**Instructions for the task:** Please arrange every line of the entries below as a Markdown table with two columns, Row and Line, leaving out any blank lines. Put the row number under Row and the line itself under Line.

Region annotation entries
····················
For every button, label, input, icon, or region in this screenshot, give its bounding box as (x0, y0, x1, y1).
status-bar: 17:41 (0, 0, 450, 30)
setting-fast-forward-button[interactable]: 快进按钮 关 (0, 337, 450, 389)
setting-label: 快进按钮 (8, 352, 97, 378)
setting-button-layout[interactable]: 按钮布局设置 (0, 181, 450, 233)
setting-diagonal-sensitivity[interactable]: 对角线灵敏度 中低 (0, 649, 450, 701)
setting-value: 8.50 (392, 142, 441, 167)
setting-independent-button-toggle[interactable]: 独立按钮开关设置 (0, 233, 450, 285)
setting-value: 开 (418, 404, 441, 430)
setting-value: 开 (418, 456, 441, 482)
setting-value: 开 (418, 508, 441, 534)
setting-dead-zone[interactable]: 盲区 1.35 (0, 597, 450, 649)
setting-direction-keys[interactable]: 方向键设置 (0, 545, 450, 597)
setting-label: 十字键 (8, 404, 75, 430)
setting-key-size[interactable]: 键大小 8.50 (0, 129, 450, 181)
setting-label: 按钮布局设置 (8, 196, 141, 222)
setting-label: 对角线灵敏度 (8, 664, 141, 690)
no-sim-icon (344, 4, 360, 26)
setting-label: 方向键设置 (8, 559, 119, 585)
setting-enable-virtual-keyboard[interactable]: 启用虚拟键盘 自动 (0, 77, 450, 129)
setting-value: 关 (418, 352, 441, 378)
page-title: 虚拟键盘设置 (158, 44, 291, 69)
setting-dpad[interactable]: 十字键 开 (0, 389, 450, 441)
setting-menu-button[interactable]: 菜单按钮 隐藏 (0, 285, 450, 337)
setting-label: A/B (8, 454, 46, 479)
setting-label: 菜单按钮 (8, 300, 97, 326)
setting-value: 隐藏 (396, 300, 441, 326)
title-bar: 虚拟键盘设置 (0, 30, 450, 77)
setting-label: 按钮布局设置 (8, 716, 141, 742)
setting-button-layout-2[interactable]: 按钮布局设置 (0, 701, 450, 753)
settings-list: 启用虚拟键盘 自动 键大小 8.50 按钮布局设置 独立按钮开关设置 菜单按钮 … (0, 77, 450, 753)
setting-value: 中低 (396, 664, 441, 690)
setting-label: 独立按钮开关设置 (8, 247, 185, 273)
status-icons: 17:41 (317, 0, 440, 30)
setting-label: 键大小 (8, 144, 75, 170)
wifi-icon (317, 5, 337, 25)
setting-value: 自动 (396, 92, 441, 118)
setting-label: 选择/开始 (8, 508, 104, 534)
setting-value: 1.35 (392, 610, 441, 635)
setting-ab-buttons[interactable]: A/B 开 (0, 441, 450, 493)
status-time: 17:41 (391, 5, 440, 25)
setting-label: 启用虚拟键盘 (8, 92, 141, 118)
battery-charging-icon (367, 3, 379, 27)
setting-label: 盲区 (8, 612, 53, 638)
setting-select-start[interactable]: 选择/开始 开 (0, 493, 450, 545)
····················
**Completed exercise:**
| Row | Line |
|---|---|
| 1 | For every button, label, input, icon, or region in this screenshot, give its bounding box as (x0, y0, x1, y1). |
| 2 | status-bar: 17:41 (0, 0, 450, 30) |
| 3 | setting-fast-forward-button[interactable]: 快进按钮 关 (0, 337, 450, 389) |
| 4 | setting-label: 快进按钮 (8, 352, 97, 378) |
| 5 | setting-button-layout[interactable]: 按钮布局设置 (0, 181, 450, 233) |
| 6 | setting-diagonal-sensitivity[interactable]: 对角线灵敏度 中低 (0, 649, 450, 701) |
| 7 | setting-value: 8.50 (392, 142, 441, 167) |
| 8 | setting-independent-button-toggle[interactable]: 独立按钮开关设置 (0, 233, 450, 285) |
| 9 | setting-value: 开 (418, 404, 441, 430) |
| 10 | setting-value: 开 (418, 456, 441, 482) |
| 11 | setting-value: 开 (418, 508, 441, 534) |
| 12 | setting-dead-zone[interactable]: 盲区 1.35 (0, 597, 450, 649) |
| 13 | setting-direction-keys[interactable]: 方向键设置 (0, 545, 450, 597) |
| 14 | setting-label: 十字键 (8, 404, 75, 430) |
| 15 | setting-key-size[interactable]: 键大小 8.50 (0, 129, 450, 181) |
| 16 | setting-label: 按钮布局设置 (8, 196, 141, 222) |
| 17 | setting-label: 对角线灵敏度 (8, 664, 141, 690) |
| 18 | no-sim-icon (344, 4, 360, 26) |
| 19 | setting-label: 方向键设置 (8, 559, 119, 585) |
| 20 | setting-enable-virtual-keyboard[interactable]: 启用虚拟键盘 自动 (0, 77, 450, 129) |
| 21 | setting-value: 关 (418, 352, 441, 378) |
| 22 | page-title: 虚拟键盘设置 (158, 44, 291, 69) |
| 23 | setting-dpad[interactable]: 十字键 开 (0, 389, 450, 441) |
| 24 | setting-menu-button[interactable]: 菜单按钮 隐藏 (0, 285, 450, 337) |
| 25 | setting-label: A/B (8, 454, 46, 479) |
| 26 | setting-label: 菜单按钮 (8, 300, 97, 326) |
| 27 | setting-value: 隐藏 (396, 300, 441, 326) |
| 28 | title-bar: 虚拟键盘设置 (0, 30, 450, 77) |
| 29 | setting-label: 按钮布局设置 (8, 716, 141, 742) |
| 30 | setting-button-layout-2[interactable]: 按钮布局设置 (0, 701, 450, 753) |
| 31 | settings-list: 启用虚拟键盘 自动 键大小 8.50 按钮布局设置 独立按钮开关设置 菜单按钮 … (0, 77, 450, 753) |
| 32 | setting-value: 中低 (396, 664, 441, 690) |
| 33 | setting-label: 独立按钮开关设置 (8, 247, 185, 273) |
| 34 | status-icons: 17:41 (317, 0, 440, 30) |
| 35 | setting-label: 键大小 (8, 144, 75, 170) |
| 36 | wifi-icon (317, 5, 337, 25) |
| 37 | setting-value: 自动 (396, 92, 441, 118) |
| 38 | setting-label: 选择/开始 (8, 508, 104, 534) |
| 39 | setting-value: 1.35 (392, 610, 441, 635) |
| 40 | setting-ab-buttons[interactable]: A/B 开 (0, 441, 450, 493) |
| 41 | status-time: 17:41 (391, 5, 440, 25) |
| 42 | setting-label: 启用虚拟键盘 (8, 92, 141, 118) |
| 43 | battery-charging-icon (367, 3, 379, 27) |
| 44 | setting-label: 盲区 (8, 612, 53, 638) |
| 45 | setting-select-start[interactable]: 选择/开始 开 (0, 493, 450, 545) |